Short exercise: Select, from the material below, each line with "into" in it.

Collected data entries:
^^^^^^^^

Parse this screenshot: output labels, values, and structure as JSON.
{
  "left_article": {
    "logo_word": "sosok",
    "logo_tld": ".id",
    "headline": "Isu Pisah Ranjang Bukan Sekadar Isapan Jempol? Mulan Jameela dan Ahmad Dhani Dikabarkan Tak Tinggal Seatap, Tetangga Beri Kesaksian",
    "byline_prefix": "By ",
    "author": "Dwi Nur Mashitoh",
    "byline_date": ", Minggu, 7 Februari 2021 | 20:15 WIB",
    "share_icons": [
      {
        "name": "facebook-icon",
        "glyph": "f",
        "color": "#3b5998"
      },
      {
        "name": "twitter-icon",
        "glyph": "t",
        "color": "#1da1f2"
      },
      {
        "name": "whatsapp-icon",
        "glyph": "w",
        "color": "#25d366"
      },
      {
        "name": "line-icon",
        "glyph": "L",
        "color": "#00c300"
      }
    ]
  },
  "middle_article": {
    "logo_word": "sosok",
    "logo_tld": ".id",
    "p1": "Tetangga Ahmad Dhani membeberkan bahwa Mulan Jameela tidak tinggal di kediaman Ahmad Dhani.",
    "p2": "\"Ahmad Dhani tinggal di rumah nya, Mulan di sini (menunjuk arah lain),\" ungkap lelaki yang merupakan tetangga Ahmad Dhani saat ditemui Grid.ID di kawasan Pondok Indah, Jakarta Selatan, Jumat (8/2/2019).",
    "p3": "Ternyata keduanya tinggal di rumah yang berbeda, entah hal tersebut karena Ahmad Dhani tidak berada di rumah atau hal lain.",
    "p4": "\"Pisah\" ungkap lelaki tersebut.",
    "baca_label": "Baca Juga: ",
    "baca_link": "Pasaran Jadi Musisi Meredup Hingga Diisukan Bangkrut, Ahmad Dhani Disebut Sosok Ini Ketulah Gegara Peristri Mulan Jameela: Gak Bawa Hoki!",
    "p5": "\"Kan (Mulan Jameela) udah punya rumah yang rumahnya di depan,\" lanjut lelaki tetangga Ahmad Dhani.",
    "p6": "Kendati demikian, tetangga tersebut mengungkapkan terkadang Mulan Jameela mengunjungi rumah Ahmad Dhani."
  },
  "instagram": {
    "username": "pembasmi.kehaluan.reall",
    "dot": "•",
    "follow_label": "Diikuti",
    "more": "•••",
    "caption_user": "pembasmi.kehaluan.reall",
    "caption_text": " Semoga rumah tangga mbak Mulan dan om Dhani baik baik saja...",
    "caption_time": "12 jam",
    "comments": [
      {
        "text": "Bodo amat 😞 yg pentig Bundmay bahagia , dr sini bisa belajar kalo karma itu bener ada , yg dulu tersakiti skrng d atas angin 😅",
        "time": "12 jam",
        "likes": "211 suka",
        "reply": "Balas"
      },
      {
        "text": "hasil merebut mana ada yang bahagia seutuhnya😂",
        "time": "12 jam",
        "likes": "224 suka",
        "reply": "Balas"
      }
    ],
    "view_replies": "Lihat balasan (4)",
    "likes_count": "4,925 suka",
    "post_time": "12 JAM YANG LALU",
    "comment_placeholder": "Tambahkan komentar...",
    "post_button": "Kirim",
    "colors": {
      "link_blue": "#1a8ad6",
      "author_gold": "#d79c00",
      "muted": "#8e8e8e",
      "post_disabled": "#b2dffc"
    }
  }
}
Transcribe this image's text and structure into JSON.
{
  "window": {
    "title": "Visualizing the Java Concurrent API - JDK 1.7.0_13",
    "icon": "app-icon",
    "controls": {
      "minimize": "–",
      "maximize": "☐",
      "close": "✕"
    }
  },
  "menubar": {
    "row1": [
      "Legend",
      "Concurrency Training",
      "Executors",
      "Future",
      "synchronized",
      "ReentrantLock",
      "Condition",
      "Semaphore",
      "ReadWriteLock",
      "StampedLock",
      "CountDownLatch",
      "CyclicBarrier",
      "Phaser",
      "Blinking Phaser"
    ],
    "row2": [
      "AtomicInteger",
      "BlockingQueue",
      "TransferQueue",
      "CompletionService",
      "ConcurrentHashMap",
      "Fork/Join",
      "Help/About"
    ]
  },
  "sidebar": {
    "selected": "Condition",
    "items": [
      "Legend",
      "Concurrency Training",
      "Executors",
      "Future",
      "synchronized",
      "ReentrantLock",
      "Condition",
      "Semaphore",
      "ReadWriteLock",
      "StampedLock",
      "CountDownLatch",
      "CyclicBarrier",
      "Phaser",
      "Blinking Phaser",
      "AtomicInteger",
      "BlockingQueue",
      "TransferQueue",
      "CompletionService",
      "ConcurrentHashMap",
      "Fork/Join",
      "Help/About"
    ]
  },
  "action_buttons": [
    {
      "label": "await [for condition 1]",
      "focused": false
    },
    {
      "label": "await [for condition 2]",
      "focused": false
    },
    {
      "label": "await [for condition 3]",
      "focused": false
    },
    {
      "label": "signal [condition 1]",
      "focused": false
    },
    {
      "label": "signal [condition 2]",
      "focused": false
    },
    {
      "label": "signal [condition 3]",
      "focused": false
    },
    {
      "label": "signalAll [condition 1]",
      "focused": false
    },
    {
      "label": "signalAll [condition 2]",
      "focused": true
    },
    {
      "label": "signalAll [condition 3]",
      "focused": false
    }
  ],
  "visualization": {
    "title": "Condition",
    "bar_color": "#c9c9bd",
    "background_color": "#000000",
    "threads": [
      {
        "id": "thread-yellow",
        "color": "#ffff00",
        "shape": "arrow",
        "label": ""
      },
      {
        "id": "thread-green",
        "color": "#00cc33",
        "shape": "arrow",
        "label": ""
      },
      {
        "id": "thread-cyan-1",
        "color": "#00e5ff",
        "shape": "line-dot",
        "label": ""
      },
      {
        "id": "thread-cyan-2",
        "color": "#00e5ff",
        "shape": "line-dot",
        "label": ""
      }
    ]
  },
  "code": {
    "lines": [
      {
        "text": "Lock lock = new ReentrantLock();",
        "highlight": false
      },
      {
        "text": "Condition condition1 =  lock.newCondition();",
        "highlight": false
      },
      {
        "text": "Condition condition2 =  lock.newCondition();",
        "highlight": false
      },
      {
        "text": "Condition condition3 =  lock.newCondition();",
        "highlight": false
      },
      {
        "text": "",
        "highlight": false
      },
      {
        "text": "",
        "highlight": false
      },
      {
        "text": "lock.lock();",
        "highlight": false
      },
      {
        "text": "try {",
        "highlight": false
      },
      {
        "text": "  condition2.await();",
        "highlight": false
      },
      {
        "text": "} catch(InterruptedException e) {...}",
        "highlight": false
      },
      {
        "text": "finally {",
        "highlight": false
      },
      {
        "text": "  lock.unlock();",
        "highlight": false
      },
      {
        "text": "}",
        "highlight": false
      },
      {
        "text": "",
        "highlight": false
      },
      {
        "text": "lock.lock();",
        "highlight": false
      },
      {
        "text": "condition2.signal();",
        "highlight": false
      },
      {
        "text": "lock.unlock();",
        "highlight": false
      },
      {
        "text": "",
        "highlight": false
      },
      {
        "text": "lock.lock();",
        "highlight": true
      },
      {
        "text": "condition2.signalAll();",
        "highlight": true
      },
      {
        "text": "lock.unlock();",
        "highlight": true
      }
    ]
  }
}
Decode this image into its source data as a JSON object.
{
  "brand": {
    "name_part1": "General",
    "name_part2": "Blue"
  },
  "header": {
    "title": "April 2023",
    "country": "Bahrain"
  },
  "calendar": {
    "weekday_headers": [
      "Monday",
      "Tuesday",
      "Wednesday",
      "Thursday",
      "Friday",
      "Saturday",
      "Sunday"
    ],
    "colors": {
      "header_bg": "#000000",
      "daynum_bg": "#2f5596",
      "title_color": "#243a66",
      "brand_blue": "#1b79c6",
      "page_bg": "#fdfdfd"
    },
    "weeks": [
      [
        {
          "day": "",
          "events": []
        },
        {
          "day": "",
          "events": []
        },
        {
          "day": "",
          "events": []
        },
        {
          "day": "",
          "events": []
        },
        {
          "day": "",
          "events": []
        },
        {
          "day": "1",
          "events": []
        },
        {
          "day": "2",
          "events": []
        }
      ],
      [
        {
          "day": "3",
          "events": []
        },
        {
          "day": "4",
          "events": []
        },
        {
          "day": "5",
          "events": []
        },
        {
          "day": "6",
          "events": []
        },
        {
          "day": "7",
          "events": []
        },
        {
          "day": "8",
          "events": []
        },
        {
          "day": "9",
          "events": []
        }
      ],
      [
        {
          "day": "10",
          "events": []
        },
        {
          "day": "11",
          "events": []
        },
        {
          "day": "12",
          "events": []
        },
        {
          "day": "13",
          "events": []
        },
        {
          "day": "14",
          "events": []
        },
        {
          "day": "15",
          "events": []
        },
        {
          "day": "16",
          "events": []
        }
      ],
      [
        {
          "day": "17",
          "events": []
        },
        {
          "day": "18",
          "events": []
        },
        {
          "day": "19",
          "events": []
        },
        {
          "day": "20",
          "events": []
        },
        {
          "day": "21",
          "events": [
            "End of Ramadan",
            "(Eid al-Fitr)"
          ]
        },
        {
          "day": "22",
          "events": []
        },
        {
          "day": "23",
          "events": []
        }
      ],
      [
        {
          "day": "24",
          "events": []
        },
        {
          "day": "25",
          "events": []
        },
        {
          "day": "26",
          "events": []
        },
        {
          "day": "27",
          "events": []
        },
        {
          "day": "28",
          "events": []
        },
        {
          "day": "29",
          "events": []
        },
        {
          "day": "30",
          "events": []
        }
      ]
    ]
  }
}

^^^^^^^^

Completed exercise:
Transcribe this image's text and structure into JSON.
Decode this image into its source data as a JSON object.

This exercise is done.